-- Texto --
>>>>>
Assim, existem ao menos duas formas de se compreender as consequências de tal visão, que não são, a nosso ver, excludentes entre si. Na vertente inspirada por Pichón-Rivière, o grupo tem como operador a identidade: a emergência da tarefa e sua transformação em projeto de vida, em superação da doença, é operada por um trabalho terapêutico de resgate da cultura e da partilha de identidades. Esse processo tem por base o grupo original (família) e os fantasmas inconscientes que dele derivam. Uma outra forma é compreender que, uma vez que a “’doença sofre’ uma determinação social, ela produz o ‘sintoma social’, que se sustenta no ‘laço social’”, permitindo, desse modo, distinguir estrutura psíquica individual, de um lado, e uma sintomatologia que provém do laço social e sua inscrição no imaginário social de outro, tal qual o define Lacan. Nessa última perspectiva, o trabalho em grupo tem duas direções: contribuir para desconstruir o sintoma social, o que permitiria a emergência do singular, do desejo de cada um, e também permitir que o sujeito em sofrimento (o paciente dos CAPS, nesse caso) se re-situe, pela injunção de um modo de interpretação apropriado ao grupo e ao sintoma social, face aos objetos internos, difusos nas figuras fragmentárias dos substitutos do Outro, ou seja, do Outro do social.

O presente trabalho constitui uma reflexão sobre o trabalho de grupo em instituições, inspirada em atendimentos semanais a três grupos de pacientes de um CAPS da região central de Goiânia, desde 2007, sendo um grupo de acolhimento a novos usuários da instituição e dois grupos psicoterápicos. Os grupos psicoterápicos são formados por 10 pacientes em cada grupo, sendo esses sujeitos diagnosticados pela equipe médica como portadores de algum tipo de transtorno mental. Nos grupos atendidos, não existe a separação entre sujeitos com estruturas psíquicas diferentes; assim, temos psicóticos e neuróticos compartilhando suas experiências na mesma situação grupal. É interessante notar que os grupos psicoterápicos apresentam uma frequência às reuniões de aproximadamente 80%.
<<<<<
-- Linhas fornecidas --
>>>>>
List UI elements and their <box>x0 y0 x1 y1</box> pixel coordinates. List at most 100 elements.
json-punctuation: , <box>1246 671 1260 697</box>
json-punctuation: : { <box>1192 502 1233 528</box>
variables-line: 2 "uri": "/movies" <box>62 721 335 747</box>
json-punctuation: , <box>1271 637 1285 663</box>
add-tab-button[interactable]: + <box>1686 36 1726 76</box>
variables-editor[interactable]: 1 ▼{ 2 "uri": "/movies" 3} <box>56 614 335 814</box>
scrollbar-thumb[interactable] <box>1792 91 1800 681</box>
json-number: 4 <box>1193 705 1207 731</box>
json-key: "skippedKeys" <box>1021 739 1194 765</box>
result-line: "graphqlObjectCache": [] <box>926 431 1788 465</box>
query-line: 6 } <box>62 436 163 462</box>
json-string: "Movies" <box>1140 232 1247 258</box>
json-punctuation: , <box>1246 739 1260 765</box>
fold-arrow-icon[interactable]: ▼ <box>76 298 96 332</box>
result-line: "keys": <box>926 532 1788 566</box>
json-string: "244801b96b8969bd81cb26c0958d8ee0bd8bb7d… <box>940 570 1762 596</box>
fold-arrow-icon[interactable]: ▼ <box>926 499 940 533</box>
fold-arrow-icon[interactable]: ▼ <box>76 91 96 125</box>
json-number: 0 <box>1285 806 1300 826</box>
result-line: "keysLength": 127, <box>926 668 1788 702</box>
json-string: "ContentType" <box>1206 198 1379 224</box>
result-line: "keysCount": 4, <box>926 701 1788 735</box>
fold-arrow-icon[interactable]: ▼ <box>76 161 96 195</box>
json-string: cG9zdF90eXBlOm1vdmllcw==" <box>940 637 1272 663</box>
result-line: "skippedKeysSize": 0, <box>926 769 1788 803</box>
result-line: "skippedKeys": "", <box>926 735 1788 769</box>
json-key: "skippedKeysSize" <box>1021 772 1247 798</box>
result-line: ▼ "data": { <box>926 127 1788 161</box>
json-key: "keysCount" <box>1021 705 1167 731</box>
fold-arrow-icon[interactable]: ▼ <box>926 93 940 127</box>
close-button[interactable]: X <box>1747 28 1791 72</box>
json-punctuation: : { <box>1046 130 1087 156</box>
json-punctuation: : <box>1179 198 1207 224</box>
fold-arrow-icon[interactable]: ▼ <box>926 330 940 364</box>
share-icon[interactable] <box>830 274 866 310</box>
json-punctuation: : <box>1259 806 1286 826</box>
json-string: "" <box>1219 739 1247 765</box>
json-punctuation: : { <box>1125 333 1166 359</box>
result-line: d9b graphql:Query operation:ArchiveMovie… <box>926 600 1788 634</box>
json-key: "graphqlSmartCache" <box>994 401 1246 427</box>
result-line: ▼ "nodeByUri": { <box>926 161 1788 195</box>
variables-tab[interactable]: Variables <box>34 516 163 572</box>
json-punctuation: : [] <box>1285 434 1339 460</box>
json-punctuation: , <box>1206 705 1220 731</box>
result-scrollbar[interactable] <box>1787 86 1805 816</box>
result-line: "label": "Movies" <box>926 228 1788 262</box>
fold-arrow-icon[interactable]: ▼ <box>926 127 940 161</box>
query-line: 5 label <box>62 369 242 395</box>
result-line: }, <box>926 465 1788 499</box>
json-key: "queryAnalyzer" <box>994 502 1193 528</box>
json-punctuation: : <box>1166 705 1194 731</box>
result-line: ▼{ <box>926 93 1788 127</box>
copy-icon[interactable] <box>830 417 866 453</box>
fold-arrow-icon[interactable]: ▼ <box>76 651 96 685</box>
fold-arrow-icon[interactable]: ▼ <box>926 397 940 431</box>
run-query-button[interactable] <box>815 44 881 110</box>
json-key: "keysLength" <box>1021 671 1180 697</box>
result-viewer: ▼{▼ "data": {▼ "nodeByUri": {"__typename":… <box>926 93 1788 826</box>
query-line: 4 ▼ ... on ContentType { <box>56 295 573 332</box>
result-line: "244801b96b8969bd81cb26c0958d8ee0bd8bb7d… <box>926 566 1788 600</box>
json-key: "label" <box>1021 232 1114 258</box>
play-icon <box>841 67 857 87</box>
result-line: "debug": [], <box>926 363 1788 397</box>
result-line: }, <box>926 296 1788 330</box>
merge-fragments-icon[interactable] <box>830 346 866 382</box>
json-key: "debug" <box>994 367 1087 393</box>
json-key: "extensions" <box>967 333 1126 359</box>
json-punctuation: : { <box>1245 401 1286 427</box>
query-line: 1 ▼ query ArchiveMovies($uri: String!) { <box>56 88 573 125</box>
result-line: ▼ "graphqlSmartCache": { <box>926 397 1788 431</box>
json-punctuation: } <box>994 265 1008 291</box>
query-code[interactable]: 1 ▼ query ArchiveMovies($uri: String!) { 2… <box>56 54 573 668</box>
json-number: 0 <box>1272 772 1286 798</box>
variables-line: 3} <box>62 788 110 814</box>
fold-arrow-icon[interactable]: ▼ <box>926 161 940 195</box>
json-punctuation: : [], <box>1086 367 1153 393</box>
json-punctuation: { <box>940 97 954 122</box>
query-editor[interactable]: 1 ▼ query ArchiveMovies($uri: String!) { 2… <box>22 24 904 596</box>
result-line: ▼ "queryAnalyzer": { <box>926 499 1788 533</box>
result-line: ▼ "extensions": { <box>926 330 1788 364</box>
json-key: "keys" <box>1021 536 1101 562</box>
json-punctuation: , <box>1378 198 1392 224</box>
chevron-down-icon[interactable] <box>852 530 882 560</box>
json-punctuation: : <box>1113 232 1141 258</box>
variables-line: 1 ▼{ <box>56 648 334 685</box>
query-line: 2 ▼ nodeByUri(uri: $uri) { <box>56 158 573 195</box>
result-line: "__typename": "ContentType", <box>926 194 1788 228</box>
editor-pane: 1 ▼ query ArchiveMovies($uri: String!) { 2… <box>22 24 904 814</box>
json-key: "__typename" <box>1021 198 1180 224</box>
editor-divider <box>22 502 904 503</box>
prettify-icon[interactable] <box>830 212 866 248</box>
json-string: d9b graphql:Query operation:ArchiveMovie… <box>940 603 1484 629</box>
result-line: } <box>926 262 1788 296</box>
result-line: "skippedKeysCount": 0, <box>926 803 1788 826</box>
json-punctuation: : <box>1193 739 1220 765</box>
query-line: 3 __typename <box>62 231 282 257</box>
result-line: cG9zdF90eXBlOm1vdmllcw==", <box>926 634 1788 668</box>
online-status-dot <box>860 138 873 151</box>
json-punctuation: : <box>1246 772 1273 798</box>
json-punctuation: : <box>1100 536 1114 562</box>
<<<<<
-- Instruções --
• A. Segundo o texto sobre trabalho de grupo, quantos pacientes formam cada grupo psicoterápico?
• B. Repita tudo o que vai de "O presente trabalho" até "de aproximadamente 80%." no texto sobre trabalho de grupo, sem mudar nada.
• C. Dê continuidade ao texto sobre trabalho de grupo a partir do ponto em que ele termina.
As linhas fornecidas são um material à parte, sem relação com o texto.

-- Respostas dadas --
• A. Cada grupo psicoterápico é formado por 10 pacientes.

• B.
O presente trabalho constitui uma reflexão sobre o trabalho de grupo em instituições, inspirada em atendimentos semanais a três grupos de pacientes de um CAPS da região central de Goiânia, desde 2007, sendo um grupo de acolhimento a novos usuários da instituição e dois grupos psicoterápicos. Os grupos psicoterápicos são formados por 10 pacientes em cada grupo, sendo esses sujeitos diagnosticados pela equipe médica como portadores de algum tipo de transtorno mental. Nos grupos atendidos, não existe a separação entre sujeitos com estruturas psíquicas diferentes; assim, temos psicóticos e neuróticos compartilhando suas experiências na mesma situação grupal. É interessante notar que os grupos psicoterápicos apresentam uma frequência às reuniões de aproximadamente 80%.

• C.
O que se pretende apontar ao longo deste trabalho é o espaço vivo (o lugar antropológico) de contradição no qual devemos focar o sujeito, trazê-lo para o centro da cena, para o interior de instituições cujo funcionamento é destinado a apagar a incômoda singularidade do pathos. Pensar a psicanálise em instituição é repensar o valor da clínica na assistência.

A questão da causalidade psíquica e os transtornos mentais

Sentimos de imediato que a culpa é um sentimento que tem alcance epistêmico: o “é minha culpa” implica uma hipótese sobre a causa. A culpa é aquilo que acontece quando a causa assume a forma de uma falha, um erro. Collete Soller

A noção de causalidade psíquica é recente na história das ciências dedicadas ao estudo do psiquismo, especialmente nos campos da psiquiatria, da psicopatologia e, posteriormente, da própria Psicologia. Ela se refere à tendência do ser humano em atribuir causas internas, psicológicas, aos eventos que lhe acontecem. A causalidade psíquica distingue-se, em primeiro plano, das causalidades externas, tais como a causalidade divina ou social, porém ela distingue-se também daquelas internas associadas aos componentes propriamente biológicos ou genéticos. O diagnóstico da esquizofrenia, por exemplo, coloca sempre o problema da identificação inequívoca das causas, em que as noções de hereditário ou psicogênico traçam um embate, na maioria das vezes, infrutífero.

O conceito de causalidade psíquica é de origem psicanalítica. Ele nasce em contraponto a uma certa psicologia da consciência dominante no século XIX, que considerava a própria consciência função dominante no psiquismo; desse modo, o ser humano seria regido, sempre, pela razão e pela lógica, não se colocando assim a questão mesma do questionamento das causas: razões lógicas somente podem ser interrogadas a partir de argumentos, eles também, de natureza lógica. A noção de causalidade psíquica pressupõe que o sujeito seja a unidade das causas, portanto, não incita à identificação de causas isoláveis, externas ou internas, que se descolem do próprio sujeito. O termo mesmo tem por referente a subjetividade (manifestação do sujeito) e compreende a relação de causalidade como marcada, ao mesmo tempo, pelo corpo pulsional e pela cultura. Segundo Martins (2005),

a novidade consiste em mostrar a implicação processual do eu com o inconsciente que o determina, mas o eu constitui obstáculo à satisfação pulsional. Não se trata de fazer o elogio da psicologia da consciência ou de qualquer psicologia do eu, mas de qualificar os efeitos dessa divisão. (p. 176)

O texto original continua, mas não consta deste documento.